Reproduce the listing word for word. Skip any image.

[Part of a data file]
(begin)
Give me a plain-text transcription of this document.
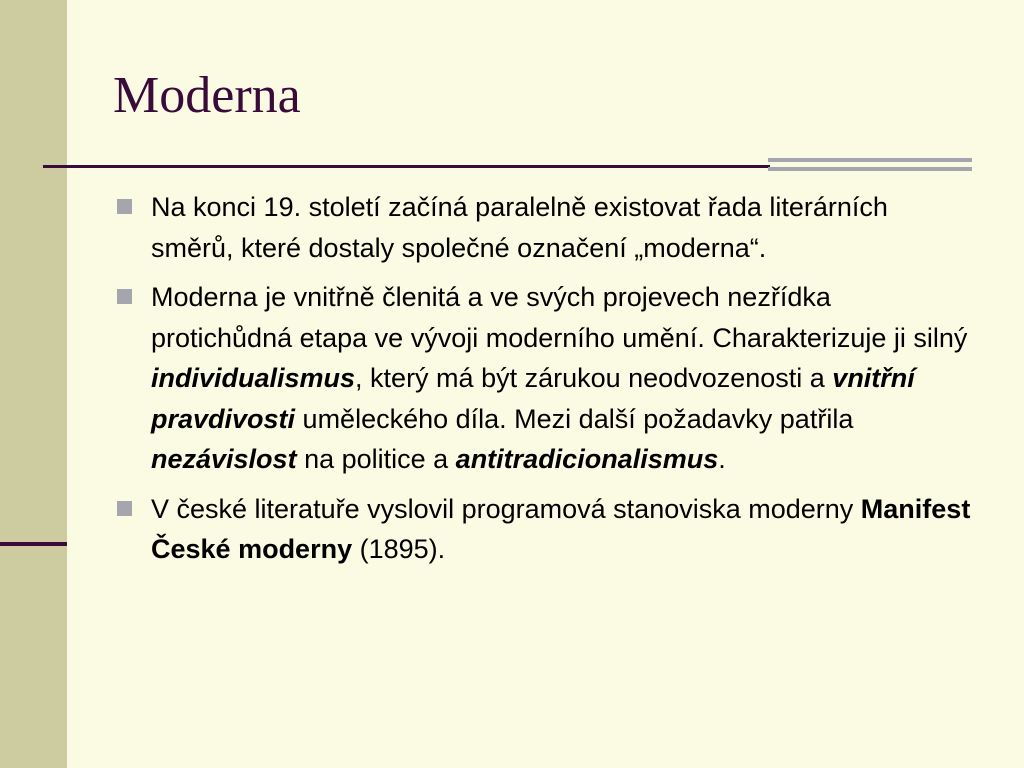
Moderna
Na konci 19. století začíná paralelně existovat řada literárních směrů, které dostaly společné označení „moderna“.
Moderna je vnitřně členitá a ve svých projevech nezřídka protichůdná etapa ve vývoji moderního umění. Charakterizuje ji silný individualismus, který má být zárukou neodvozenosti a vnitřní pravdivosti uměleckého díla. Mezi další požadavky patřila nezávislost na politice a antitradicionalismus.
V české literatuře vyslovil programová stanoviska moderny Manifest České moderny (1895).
(end)
The output —
Give me a plain-text transcription of this document.
Moderna
Na konci 19. století začíná paralelně existovat řada literárních směrů, které dostaly společné označení „moderna“.
Moderna je vnitřně členitá a ve svých projevech nezřídka protichůdná etapa ve vývoji moderního umění. Charakterizuje ji silný individualismus, který má být zárukou neodvozenosti a vnitřní pravdivosti uměleckého díla. Mezi další požadavky patřila nezávislost na politice a antitradicionalismus.
V české literatuře vyslovil programová stanoviska moderny Manifest České moderny (1895).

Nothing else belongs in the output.